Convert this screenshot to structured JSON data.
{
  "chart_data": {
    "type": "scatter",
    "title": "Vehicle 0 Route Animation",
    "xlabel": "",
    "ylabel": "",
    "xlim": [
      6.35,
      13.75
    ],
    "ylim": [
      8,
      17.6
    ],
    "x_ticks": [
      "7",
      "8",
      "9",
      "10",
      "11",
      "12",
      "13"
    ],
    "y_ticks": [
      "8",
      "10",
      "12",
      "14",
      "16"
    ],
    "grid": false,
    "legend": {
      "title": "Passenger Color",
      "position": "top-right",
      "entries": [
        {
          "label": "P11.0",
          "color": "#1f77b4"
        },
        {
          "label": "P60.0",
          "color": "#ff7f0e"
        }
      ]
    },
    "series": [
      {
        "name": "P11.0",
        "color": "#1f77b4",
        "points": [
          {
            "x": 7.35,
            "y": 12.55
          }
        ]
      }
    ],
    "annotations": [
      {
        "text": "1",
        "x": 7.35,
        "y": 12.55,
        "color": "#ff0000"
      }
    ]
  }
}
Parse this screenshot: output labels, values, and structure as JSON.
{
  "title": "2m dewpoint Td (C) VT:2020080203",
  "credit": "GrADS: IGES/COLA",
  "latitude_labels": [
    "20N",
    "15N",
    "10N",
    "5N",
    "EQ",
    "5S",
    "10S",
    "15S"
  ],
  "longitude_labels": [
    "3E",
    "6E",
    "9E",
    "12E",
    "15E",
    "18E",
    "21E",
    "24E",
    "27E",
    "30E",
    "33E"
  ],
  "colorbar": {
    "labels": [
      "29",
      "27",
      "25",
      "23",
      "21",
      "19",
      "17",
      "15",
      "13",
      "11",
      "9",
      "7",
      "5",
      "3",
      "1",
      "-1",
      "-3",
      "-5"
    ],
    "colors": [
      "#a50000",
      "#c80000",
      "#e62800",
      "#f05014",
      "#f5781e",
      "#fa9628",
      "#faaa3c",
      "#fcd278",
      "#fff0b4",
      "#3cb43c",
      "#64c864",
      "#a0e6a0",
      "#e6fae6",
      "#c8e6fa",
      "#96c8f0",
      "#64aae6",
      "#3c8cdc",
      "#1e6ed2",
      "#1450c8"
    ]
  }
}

════════════════

Written problem
Copy down the material exactly as written.

Result below
Convert this screenshot to structured JSON data.
{
  "chart_data": {
    "type": "scatter",
    "title": "Vehicle 0 Route Animation",
    "xlabel": "",
    "ylabel": "",
    "xlim": [
      6.35,
      13.75
    ],
    "ylim": [
      8,
      17.6
    ],
    "x_ticks": [
      "7",
      "8",
      "9",
      "10",
      "11",
      "12",
      "13"
    ],
    "y_ticks": [
      "8",
      "10",
      "12",
      "14",
      "16"
    ],
    "grid": false,
    "legend": {
      "title": "Passenger Color",
      "position": "top-right",
      "entries": [
        {
          "label": "P11.0",
          "color": "#1f77b4"
        },
        {
          "label": "P60.0",
          "color": "#ff7f0e"
        }
      ]
    },
    "series": [
      {
        "name": "P11.0",
        "color": "#1f77b4",
        "points": [
          {
            "x": 7.35,
            "y": 12.55
          }
        ]
      }
    ],
    "annotations": [
      {
        "text": "1",
        "x": 7.35,
        "y": 12.55,
        "color": "#ff0000"
      }
    ]
  }
}
Parse this screenshot: output labels, values, and structure as JSON.
{
  "title": "2m dewpoint Td (C) VT:2020080203",
  "credit": "GrADS: IGES/COLA",
  "latitude_labels": [
    "20N",
    "15N",
    "10N",
    "5N",
    "EQ",
    "5S",
    "10S",
    "15S"
  ],
  "longitude_labels": [
    "3E",
    "6E",
    "9E",
    "12E",
    "15E",
    "18E",
    "21E",
    "24E",
    "27E",
    "30E",
    "33E"
  ],
  "colorbar": {
    "labels": [
      "29",
      "27",
      "25",
      "23",
      "21",
      "19",
      "17",
      "15",
      "13",
      "11",
      "9",
      "7",
      "5",
      "3",
      "1",
      "-1",
      "-3",
      "-5"
    ],
    "colors": [
      "#a50000",
      "#c80000",
      "#e62800",
      "#f05014",
      "#f5781e",
      "#fa9628",
      "#faaa3c",
      "#fcd278",
      "#fff0b4",
      "#3cb43c",
      "#64c864",
      "#a0e6a0",
      "#e6fae6",
      "#c8e6fa",
      "#96c8f0",
      "#64aae6",
      "#3c8cdc",
      "#1e6ed2",
      "#1450c8"
    ]
  }
}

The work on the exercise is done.